#### Stated goal
Scan the lines below for the word "high". Copy each line you find it in.

• • • • • • •

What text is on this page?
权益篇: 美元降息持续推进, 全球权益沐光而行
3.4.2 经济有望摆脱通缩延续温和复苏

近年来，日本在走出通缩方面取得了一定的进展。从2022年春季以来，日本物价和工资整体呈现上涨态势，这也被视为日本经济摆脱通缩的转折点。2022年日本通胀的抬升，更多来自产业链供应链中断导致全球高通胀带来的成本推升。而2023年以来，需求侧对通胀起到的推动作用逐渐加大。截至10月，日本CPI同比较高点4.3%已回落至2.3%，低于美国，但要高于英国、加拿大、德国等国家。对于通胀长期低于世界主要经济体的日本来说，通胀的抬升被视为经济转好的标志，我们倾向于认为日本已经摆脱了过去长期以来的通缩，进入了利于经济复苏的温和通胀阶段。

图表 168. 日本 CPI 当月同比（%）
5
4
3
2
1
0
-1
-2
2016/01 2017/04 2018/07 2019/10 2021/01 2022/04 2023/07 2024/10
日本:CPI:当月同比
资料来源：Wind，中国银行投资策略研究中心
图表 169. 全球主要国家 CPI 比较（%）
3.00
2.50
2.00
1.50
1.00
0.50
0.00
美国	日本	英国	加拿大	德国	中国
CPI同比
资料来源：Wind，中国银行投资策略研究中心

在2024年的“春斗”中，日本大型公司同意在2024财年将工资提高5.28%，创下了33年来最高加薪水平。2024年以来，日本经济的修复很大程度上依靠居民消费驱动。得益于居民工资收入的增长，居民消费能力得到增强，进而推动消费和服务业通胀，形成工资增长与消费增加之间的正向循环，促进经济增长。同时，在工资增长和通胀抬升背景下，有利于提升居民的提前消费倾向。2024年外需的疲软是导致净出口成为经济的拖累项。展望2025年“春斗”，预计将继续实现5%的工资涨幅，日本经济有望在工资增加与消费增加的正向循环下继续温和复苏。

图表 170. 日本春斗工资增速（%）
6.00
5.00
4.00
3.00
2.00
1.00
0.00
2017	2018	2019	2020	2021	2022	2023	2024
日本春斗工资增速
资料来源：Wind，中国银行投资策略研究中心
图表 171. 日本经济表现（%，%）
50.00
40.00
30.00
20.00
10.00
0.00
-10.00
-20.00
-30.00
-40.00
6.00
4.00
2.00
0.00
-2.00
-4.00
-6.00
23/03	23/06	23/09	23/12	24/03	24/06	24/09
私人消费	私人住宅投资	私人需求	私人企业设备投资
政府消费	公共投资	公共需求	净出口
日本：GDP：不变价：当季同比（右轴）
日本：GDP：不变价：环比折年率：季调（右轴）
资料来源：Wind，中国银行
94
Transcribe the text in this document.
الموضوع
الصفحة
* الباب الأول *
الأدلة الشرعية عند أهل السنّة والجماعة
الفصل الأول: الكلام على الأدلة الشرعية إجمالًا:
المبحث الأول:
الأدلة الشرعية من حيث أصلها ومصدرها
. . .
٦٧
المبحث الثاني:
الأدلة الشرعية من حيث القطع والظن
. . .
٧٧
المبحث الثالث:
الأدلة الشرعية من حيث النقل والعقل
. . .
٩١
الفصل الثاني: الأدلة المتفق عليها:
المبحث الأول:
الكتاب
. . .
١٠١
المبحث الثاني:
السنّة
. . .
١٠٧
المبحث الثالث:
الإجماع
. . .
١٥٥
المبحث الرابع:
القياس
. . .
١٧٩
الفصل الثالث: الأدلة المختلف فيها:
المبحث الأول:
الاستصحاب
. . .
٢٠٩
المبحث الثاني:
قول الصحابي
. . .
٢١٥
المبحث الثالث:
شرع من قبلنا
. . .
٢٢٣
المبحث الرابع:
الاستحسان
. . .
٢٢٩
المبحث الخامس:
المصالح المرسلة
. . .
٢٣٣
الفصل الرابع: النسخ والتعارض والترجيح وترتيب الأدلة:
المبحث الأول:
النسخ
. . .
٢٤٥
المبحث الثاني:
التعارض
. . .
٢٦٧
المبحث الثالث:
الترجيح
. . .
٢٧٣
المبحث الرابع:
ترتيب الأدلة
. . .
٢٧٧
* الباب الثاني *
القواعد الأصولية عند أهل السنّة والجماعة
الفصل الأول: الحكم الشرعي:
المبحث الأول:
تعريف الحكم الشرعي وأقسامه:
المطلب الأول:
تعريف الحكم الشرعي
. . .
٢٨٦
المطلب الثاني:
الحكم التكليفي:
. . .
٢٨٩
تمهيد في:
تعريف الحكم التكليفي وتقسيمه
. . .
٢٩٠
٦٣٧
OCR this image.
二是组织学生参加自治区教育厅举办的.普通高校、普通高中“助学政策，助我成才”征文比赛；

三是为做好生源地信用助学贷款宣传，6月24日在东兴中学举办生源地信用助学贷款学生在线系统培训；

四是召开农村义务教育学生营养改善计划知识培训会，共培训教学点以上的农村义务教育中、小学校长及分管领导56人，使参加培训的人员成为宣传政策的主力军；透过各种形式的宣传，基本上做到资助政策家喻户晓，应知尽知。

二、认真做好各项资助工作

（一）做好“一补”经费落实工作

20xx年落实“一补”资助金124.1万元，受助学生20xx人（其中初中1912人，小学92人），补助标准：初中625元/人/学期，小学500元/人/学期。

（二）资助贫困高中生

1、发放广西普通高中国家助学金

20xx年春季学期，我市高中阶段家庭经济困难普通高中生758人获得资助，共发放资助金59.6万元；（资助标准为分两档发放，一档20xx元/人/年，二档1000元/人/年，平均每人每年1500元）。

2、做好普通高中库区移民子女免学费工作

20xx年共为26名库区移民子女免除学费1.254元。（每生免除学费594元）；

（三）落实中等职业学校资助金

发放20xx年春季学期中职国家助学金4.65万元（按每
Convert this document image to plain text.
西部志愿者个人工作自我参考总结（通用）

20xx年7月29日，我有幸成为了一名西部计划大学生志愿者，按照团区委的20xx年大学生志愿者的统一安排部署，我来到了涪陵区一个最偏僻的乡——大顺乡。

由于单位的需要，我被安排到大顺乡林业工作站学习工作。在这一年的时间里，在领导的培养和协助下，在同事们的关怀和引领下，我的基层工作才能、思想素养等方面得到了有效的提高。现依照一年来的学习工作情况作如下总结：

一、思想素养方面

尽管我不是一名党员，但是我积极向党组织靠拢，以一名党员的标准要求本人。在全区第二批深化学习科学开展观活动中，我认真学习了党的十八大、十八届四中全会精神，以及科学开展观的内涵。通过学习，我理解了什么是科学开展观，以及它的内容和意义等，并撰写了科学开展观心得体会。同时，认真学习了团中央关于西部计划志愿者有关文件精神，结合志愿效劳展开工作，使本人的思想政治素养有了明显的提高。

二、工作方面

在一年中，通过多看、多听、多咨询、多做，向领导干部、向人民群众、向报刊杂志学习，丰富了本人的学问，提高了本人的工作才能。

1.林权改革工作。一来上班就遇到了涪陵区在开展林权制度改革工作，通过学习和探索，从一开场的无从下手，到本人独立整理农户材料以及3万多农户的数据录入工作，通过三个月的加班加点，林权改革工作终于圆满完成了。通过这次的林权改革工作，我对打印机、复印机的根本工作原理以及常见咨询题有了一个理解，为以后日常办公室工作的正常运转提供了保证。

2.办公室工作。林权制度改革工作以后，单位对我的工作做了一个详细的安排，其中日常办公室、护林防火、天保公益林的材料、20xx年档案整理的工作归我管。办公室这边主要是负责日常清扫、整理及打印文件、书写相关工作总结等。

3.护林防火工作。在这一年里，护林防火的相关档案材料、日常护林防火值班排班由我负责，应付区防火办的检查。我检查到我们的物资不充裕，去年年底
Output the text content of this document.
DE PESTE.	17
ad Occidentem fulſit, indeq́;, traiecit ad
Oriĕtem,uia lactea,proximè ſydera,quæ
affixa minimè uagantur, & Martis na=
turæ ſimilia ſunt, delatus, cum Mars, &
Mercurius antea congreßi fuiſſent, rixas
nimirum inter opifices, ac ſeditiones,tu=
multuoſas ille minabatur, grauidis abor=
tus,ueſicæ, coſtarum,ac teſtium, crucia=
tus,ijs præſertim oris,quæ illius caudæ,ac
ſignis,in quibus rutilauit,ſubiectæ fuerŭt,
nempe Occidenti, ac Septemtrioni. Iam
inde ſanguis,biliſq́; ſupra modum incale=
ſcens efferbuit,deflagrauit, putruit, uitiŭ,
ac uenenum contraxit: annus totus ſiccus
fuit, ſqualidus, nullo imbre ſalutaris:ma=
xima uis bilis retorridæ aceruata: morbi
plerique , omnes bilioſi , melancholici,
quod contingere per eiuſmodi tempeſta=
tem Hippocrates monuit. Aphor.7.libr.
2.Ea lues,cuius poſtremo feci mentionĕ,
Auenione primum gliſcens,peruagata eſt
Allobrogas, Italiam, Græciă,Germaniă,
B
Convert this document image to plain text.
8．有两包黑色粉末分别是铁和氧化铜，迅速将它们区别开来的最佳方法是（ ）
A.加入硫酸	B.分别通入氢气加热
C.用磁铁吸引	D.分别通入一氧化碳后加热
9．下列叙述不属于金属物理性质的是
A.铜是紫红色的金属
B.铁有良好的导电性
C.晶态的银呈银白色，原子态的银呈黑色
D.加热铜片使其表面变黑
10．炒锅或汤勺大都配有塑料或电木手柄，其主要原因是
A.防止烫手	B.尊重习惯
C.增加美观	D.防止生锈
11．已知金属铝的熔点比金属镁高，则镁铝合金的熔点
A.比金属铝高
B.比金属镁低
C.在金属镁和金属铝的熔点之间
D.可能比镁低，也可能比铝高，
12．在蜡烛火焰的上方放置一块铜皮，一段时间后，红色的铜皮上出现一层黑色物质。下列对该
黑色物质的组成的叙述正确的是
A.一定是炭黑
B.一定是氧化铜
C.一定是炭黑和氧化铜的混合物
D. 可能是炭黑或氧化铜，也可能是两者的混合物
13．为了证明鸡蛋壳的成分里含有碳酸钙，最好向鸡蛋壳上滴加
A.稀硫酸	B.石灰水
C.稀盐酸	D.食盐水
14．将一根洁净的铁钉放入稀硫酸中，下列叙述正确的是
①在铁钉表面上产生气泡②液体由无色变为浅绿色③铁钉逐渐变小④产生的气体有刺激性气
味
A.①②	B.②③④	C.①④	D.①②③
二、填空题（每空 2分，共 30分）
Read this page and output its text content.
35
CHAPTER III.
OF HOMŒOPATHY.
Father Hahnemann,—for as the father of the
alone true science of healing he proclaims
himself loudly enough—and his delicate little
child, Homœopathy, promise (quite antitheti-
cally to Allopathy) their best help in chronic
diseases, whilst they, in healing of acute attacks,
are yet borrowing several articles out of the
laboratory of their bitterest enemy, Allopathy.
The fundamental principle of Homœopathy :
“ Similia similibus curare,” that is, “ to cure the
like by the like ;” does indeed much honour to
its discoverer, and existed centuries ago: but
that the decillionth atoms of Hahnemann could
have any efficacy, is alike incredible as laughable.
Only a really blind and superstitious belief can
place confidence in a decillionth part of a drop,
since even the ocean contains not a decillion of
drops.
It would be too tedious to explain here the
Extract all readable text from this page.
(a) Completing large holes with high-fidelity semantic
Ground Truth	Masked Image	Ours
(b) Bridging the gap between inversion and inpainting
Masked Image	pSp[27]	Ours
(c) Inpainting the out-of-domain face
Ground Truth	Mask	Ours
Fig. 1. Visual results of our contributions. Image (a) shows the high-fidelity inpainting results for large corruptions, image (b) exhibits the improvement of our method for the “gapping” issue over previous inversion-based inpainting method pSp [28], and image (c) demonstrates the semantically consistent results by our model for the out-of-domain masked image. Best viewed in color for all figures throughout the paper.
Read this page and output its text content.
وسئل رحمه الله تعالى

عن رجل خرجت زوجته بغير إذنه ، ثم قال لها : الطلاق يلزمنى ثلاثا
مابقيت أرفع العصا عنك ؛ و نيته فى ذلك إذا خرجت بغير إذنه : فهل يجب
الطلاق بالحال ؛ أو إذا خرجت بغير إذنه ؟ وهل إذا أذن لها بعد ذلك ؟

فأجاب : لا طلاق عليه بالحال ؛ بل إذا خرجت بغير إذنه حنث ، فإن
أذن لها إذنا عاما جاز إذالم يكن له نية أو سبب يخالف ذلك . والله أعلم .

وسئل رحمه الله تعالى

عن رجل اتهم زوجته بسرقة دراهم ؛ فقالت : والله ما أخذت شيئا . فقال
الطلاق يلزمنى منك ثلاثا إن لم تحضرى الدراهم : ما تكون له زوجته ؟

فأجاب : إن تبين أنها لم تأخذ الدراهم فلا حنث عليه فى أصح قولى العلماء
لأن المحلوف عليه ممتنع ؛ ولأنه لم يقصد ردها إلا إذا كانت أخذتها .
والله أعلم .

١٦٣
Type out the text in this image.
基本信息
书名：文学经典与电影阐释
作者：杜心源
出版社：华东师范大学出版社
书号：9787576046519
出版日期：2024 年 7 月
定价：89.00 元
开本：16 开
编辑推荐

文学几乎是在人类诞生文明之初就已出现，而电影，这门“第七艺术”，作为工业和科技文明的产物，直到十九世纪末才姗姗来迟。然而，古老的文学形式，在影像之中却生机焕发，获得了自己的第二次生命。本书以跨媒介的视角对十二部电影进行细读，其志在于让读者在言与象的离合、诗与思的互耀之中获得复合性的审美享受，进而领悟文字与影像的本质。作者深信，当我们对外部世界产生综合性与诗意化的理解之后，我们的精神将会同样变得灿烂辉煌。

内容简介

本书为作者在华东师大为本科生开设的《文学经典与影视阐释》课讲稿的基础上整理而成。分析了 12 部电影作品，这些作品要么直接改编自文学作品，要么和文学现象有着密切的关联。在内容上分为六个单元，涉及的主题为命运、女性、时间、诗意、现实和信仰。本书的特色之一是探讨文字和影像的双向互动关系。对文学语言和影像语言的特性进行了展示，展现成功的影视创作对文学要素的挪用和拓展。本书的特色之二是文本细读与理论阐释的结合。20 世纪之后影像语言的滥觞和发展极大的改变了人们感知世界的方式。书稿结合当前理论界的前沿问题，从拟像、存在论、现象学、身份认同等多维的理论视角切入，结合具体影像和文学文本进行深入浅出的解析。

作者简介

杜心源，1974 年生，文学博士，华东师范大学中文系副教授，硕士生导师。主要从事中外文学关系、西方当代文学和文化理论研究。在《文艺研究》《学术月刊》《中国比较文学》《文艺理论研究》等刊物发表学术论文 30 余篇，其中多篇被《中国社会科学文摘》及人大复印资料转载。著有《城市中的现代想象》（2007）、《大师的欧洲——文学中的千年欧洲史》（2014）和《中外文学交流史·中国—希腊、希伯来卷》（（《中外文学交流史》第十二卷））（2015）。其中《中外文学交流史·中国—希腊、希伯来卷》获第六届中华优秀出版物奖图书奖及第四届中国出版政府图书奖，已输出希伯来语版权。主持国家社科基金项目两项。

• • • • • • •

#### Answer to this task
(a) Completing large holes with high-fidelity semantic
Fig. 1. Visual results of our contributions. Image (a) shows the high-fidelity inpainting results for large corruptions, image (b) exhibits the improvement of our method for the “gapping” issue over previous inversion-based inpainting method pSp [28], and image (c) demonstrates the semantically consistent results by our model for the out-of-domain masked image. Best viewed in color for all figures throughout the paper.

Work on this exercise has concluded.